**TEXT EXCERPT**.
UPDATE, 7:48 p.m. PT: CNN’s LGBTQ town hall in Los Angeles was interrupted again by a trans protester, one of several disruptions at the event featuring 2020 presidential candidates.
As CNN’s Don Lemon was on the stage with Beto O’Rourke, a woman who identified herself as Blossom Brown grabbed the microphone and shouted, “Black trans woman are being killed in this country, and you have erased trans women for the last time.”
“Our lives matter. I am an extraordinary black trans woman, and I deserve to be here,” she said.
Lemon took the microphone and responded, “Let me tell you something. The reason that we are here is to validate people like you. That is why we are here.”
She complained that not one black trans woman or man had been given a chance to ask a question during the evening.
O’Rourke later tweeted, “We will hold a town hall focused on trans women
PREVIOUSLY, 6:04 p.m. PT: CNN’s LGBTQ town hall on Thursday was interrupted briefly by a group of trans activists who chanted, “Trans people are dying,” and their protest quickly was addressed by moderator Anderson Cooper and South Bend Mayor Pete Buttigieg.
There was a bit of a scuffle as the activists attempted to unfurl a trans flag and security tried to drag get them out of the venue. Some members of the audience began chanting, “Trans lives matter.”
Cooper tried to cool things down. “It’s all right, it’s all right,” he said. “There’s a long history in the gay, lesbian and transgender community of protest, and we applaud their protest.”
Buttigieg had just taken the stage to roaring applause and a standing ovation. The is the first openly gay candidate to run for the Democratic nomination referred to the protesters when he talked about violence against black trans women and the need to do something about it.
“I would like to believe everyone here is committed to ending that epidemic,” he said.
Cooper, who also is openly gay, asked Buttigieg about when he knew what his sexual orientation was. Cooper said that he was four or five years old when he knew something was different, but Buttigieg described going through a “civil war” in his mind before he accepted that he was gay when he was in his 20s. Still, he was not ready to come out publicly until after he came back from his tour of duty in Afghanistan and was mayor of South Bend. He came out in 2015 and was re-elected overwhelmingly later that year.

**EXERCISE**. List every person named in the article about CNN's LGBTQ town hall.

Data items
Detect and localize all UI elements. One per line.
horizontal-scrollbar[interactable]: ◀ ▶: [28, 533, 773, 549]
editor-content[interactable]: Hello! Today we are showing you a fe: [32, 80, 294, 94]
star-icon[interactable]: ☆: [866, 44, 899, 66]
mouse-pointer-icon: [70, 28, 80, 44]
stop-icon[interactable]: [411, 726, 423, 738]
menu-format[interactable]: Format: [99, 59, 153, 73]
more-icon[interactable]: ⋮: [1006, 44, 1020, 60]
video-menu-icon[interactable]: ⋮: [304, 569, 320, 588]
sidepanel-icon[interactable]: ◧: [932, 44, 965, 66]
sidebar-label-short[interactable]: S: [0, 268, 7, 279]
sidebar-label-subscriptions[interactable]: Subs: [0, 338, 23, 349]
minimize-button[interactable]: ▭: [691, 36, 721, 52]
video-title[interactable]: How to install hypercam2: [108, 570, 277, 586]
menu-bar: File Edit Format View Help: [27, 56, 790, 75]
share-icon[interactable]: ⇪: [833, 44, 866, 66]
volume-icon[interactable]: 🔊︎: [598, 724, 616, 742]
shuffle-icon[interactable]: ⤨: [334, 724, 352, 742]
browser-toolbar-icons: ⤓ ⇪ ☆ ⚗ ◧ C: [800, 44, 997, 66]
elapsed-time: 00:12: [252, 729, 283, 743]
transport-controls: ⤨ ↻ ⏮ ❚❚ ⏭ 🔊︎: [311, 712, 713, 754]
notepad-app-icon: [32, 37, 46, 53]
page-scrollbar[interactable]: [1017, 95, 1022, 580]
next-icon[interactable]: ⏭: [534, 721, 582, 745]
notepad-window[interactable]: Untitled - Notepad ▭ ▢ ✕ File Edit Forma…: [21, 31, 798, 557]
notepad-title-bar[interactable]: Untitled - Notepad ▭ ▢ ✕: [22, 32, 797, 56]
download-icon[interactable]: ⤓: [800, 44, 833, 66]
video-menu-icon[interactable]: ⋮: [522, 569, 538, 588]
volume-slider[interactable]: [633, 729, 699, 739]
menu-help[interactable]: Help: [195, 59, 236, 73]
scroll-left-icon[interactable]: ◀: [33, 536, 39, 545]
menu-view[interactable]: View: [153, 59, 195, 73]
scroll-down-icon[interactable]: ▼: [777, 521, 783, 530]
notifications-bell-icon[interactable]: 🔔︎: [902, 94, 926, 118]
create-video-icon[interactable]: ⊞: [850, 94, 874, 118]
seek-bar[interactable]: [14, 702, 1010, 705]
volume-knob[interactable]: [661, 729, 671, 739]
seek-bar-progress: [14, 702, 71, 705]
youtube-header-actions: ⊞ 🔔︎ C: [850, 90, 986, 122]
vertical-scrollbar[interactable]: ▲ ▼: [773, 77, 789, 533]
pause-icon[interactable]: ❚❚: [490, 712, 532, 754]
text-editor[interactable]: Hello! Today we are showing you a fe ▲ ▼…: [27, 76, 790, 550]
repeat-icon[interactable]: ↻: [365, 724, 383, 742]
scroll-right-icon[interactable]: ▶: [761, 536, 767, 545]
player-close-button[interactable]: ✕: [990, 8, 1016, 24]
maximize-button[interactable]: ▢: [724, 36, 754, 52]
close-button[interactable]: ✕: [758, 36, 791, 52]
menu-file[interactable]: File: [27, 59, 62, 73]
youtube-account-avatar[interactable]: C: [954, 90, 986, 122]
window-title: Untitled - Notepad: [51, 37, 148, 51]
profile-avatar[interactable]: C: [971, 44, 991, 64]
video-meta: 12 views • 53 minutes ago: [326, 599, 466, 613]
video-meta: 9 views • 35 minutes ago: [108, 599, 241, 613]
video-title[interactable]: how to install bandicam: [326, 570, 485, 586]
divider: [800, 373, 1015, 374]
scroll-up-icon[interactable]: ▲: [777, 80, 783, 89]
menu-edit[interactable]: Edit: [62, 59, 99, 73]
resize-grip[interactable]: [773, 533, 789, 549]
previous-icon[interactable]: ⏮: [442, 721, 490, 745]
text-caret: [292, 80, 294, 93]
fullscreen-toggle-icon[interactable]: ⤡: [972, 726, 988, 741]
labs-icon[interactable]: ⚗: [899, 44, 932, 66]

**OUTPUT OF THE EXERCISE**. Don Lemon, Beto O'Rourke, Blossom Brown, Anderson Cooper, Pete Buttigieg